STATED TASK:
Where a line in the listing below contains the word "title", copy that line.

SUPPLIED DATA:
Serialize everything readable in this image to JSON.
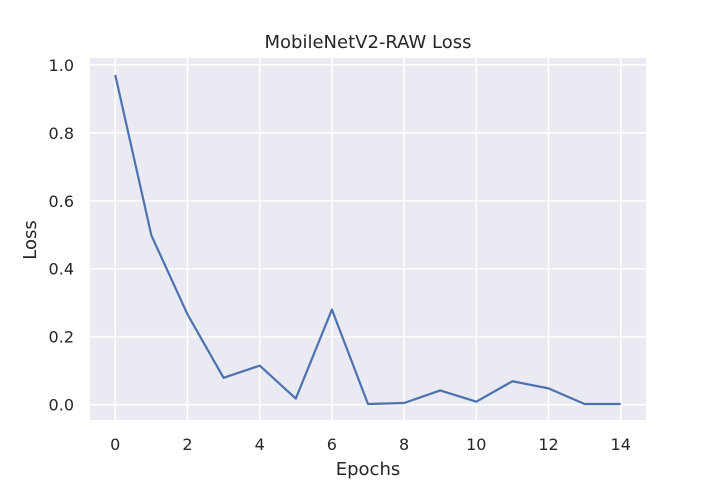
{
  "chart_data": {
    "type": "line",
    "title": "MobileNetV2-RAW Loss",
    "xlabel": "Epochs",
    "ylabel": "Loss",
    "xlim": [
      -0.7,
      14.7
    ],
    "ylim": [
      -0.045,
      1.02
    ],
    "x_ticks": [
      0,
      2,
      4,
      6,
      8,
      10,
      12,
      14
    ],
    "x_tick_labels": [
      "0",
      "2",
      "4",
      "6",
      "8",
      "10",
      "12",
      "14"
    ],
    "y_ticks": [
      0.0,
      0.2,
      0.4,
      0.6,
      0.8,
      1.0
    ],
    "y_tick_labels": [
      "0.0",
      "0.2",
      "0.4",
      "0.6",
      "0.8",
      "1.0"
    ],
    "grid": true,
    "series": [
      {
        "color": "#4c72b0",
        "x": [
          0,
          1,
          2,
          3,
          4,
          5,
          6,
          7,
          8,
          9,
          10,
          11,
          12,
          13,
          14
        ],
        "values": [
          0.97,
          0.498,
          0.266,
          0.079,
          0.115,
          0.018,
          0.28,
          0.002,
          0.005,
          0.042,
          0.009,
          0.069,
          0.048,
          0.002,
          0.002
        ]
      }
    ]
  }
}
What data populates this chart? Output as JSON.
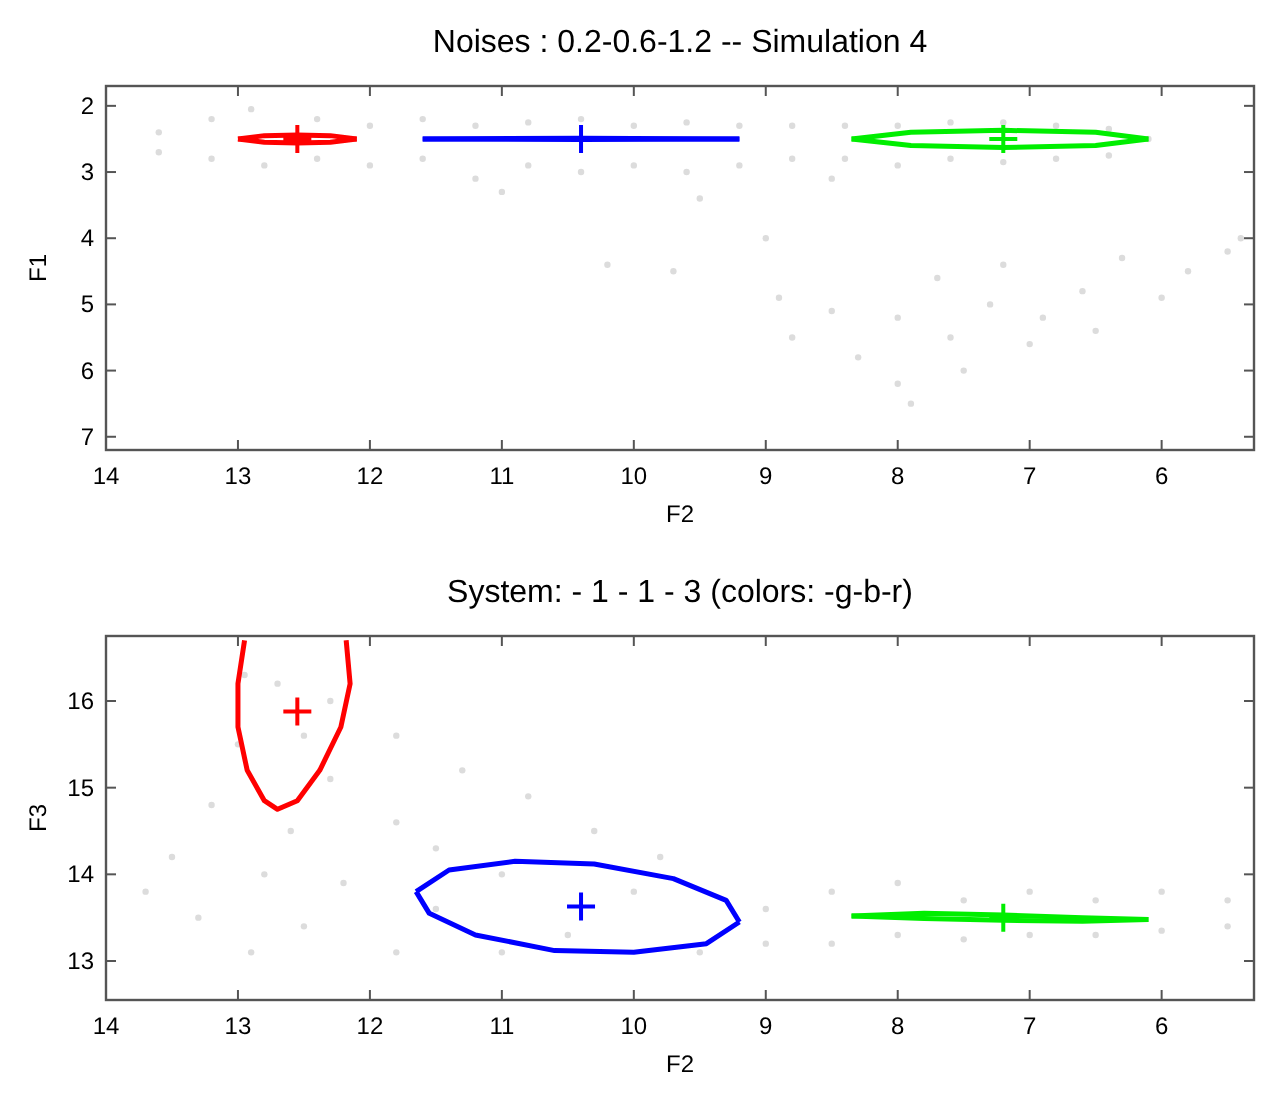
{
  "chart_data": [
    {
      "type": "scatter",
      "title": "Noises : 0.2-0.6-1.2 -- Simulation 4",
      "xlabel": "F2",
      "ylabel": "F1",
      "xlim": [
        14,
        5.3
      ],
      "xticks": [
        14,
        13,
        12,
        11,
        10,
        9,
        8,
        7,
        6
      ],
      "ylim": [
        7.2,
        1.7
      ],
      "yticks": [
        2,
        3,
        4,
        5,
        6,
        7
      ],
      "grid": false,
      "series": [
        {
          "type": "scatter",
          "marker": "circle",
          "color": "#dcdcdc",
          "x": [
            13.6,
            13.6,
            13.2,
            13.2,
            12.9,
            12.8,
            12.4,
            12.4,
            12,
            12,
            11.6,
            11.6,
            11.2,
            11.2,
            10.8,
            10.8,
            10.4,
            10.4,
            10,
            10,
            9.6,
            9.6,
            9.2,
            9.2,
            8.8,
            8.8,
            8.4,
            8.4,
            8,
            8,
            7.6,
            7.6,
            7.2,
            7.2,
            6.8,
            6.8,
            6.4,
            6.4,
            6.1,
            11,
            9.5,
            8.5,
            9,
            8.9,
            8.8,
            8.5,
            8.3,
            8,
            8,
            7.9,
            7.7,
            7.6,
            7.5,
            7.3,
            7.2,
            7,
            6.9,
            6.6,
            6.5,
            6.3,
            6,
            5.8,
            5.5,
            5.4,
            10.2,
            9.7
          ],
          "values": [
            2.4,
            2.7,
            2.2,
            2.8,
            2.05,
            2.9,
            2.2,
            2.8,
            2.3,
            2.9,
            2.2,
            2.8,
            2.3,
            3.1,
            2.25,
            2.9,
            2.2,
            3,
            2.3,
            2.9,
            2.25,
            3,
            2.3,
            2.9,
            2.3,
            2.8,
            2.3,
            2.8,
            2.3,
            2.9,
            2.25,
            2.8,
            2.25,
            2.85,
            2.3,
            2.8,
            2.35,
            2.75,
            2.5,
            3.3,
            3.4,
            3.1,
            4,
            4.9,
            5.5,
            5.1,
            5.8,
            5.2,
            6.2,
            6.5,
            4.6,
            5.5,
            6,
            5,
            4.4,
            5.6,
            5.2,
            4.8,
            5.4,
            4.3,
            4.9,
            4.5,
            4.2,
            4,
            4.4,
            4.5
          ]
        },
        {
          "type": "line",
          "marker": "none",
          "color": "#ff0000",
          "x": [
            13,
            12.8,
            12.55,
            12.3,
            12.1
          ],
          "values": [
            2.5,
            2.45,
            2.44,
            2.45,
            2.5
          ]
        },
        {
          "type": "line",
          "marker": "none",
          "color": "#ff0000",
          "x": [
            13,
            12.8,
            12.55,
            12.3,
            12.1
          ],
          "values": [
            2.5,
            2.55,
            2.56,
            2.55,
            2.5
          ]
        },
        {
          "type": "line",
          "marker": "none",
          "color": "#0000ff",
          "x": [
            11.6,
            10.4,
            9.2
          ],
          "values": [
            2.5,
            2.49,
            2.5
          ]
        },
        {
          "type": "line",
          "marker": "none",
          "color": "#0000ff",
          "x": [
            11.6,
            10.4,
            9.2
          ],
          "values": [
            2.5,
            2.51,
            2.5
          ]
        },
        {
          "type": "line",
          "marker": "none",
          "color": "#00ee00",
          "x": [
            8.35,
            7.9,
            7.2,
            6.5,
            6.1
          ],
          "values": [
            2.5,
            2.4,
            2.37,
            2.4,
            2.5
          ]
        },
        {
          "type": "line",
          "marker": "none",
          "color": "#00ee00",
          "x": [
            8.35,
            7.9,
            7.2,
            6.5,
            6.1
          ],
          "values": [
            2.5,
            2.6,
            2.63,
            2.6,
            2.5
          ]
        },
        {
          "type": "scatter",
          "marker": "cross",
          "color": "#ff0000",
          "x": [
            12.55
          ],
          "values": [
            2.5
          ]
        },
        {
          "type": "scatter",
          "marker": "cross",
          "color": "#0000ff",
          "x": [
            10.4
          ],
          "values": [
            2.5
          ]
        },
        {
          "type": "scatter",
          "marker": "cross",
          "color": "#00ee00",
          "x": [
            7.2
          ],
          "values": [
            2.5
          ]
        }
      ]
    },
    {
      "type": "scatter",
      "title": "System: - 1 - 1 - 3  (colors: -g-b-r)",
      "xlabel": "F2",
      "ylabel": "F3",
      "xlim": [
        14,
        5.3
      ],
      "xticks": [
        14,
        13,
        12,
        11,
        10,
        9,
        8,
        7,
        6
      ],
      "ylim": [
        12.55,
        16.75
      ],
      "yticks": [
        13,
        14,
        15,
        16
      ],
      "grid": false,
      "series": [
        {
          "type": "scatter",
          "marker": "circle",
          "color": "#dcdcdc",
          "x": [
            13.7,
            13.5,
            13.3,
            13.2,
            13,
            12.95,
            12.7,
            12.5,
            12.3,
            12.3,
            11.8,
            11.3,
            10.8,
            10.3,
            11.8,
            11.5,
            12.8,
            12.9,
            12.5,
            12.2,
            11.8,
            11.5,
            11,
            10.5,
            10,
            9.5,
            9,
            9,
            8.5,
            8.5,
            8,
            8,
            7.5,
            7.5,
            7,
            7,
            6.5,
            6.5,
            6,
            6,
            5.5,
            5.5,
            12.6,
            11,
            9.8
          ],
          "values": [
            13.8,
            14.2,
            13.5,
            14.8,
            15.5,
            16.3,
            16.2,
            15.6,
            15.1,
            16,
            15.6,
            15.2,
            14.9,
            14.5,
            14.6,
            14.3,
            14,
            13.1,
            13.4,
            13.9,
            13.1,
            13.6,
            13.1,
            13.3,
            13.8,
            13.1,
            13.2,
            13.6,
            13.2,
            13.8,
            13.3,
            13.9,
            13.25,
            13.7,
            13.3,
            13.8,
            13.3,
            13.7,
            13.35,
            13.8,
            13.4,
            13.7,
            14.5,
            14,
            14.2
          ]
        },
        {
          "type": "line",
          "marker": "none",
          "color": "#ff0000",
          "x": [
            12.95,
            13,
            13,
            12.93,
            12.8,
            12.7,
            12.55,
            12.38,
            12.22,
            12.15,
            12.18
          ],
          "values": [
            16.7,
            16.2,
            15.7,
            15.2,
            14.85,
            14.75,
            14.85,
            15.2,
            15.7,
            16.2,
            16.7
          ]
        },
        {
          "type": "line",
          "marker": "none",
          "color": "#0000ff",
          "x": [
            11.65,
            11.4,
            10.9,
            10.3,
            9.7,
            9.3,
            9.2
          ],
          "values": [
            13.8,
            14.05,
            14.15,
            14.12,
            13.95,
            13.7,
            13.45
          ]
        },
        {
          "type": "line",
          "marker": "none",
          "color": "#0000ff",
          "x": [
            11.65,
            11.55,
            11.2,
            10.6,
            10,
            9.45,
            9.2
          ],
          "values": [
            13.8,
            13.55,
            13.3,
            13.12,
            13.1,
            13.2,
            13.45
          ]
        },
        {
          "type": "line",
          "marker": "none",
          "color": "#00ee00",
          "x": [
            8.35,
            7.8,
            7.2,
            6.6,
            6.1
          ],
          "values": [
            13.52,
            13.55,
            13.53,
            13.5,
            13.48
          ]
        },
        {
          "type": "line",
          "marker": "none",
          "color": "#00ee00",
          "x": [
            8.35,
            7.8,
            7.2,
            6.6,
            6.1
          ],
          "values": [
            13.52,
            13.49,
            13.47,
            13.46,
            13.48
          ]
        },
        {
          "type": "scatter",
          "marker": "cross",
          "color": "#ff0000",
          "x": [
            12.55
          ],
          "values": [
            15.88
          ]
        },
        {
          "type": "scatter",
          "marker": "cross",
          "color": "#0000ff",
          "x": [
            10.4
          ],
          "values": [
            13.63
          ]
        },
        {
          "type": "scatter",
          "marker": "cross",
          "color": "#00ee00",
          "x": [
            7.2
          ],
          "values": [
            13.5
          ]
        }
      ]
    }
  ]
}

RESPONSE TO THIS TASK:
    "title": "MobileNetV2-RAW Loss",
      "title": "Noises : 0.2-0.6-1.2 -- Simulation 4",
      "title": "System: - 1 - 1 - 3  (colors: -g-b-r)",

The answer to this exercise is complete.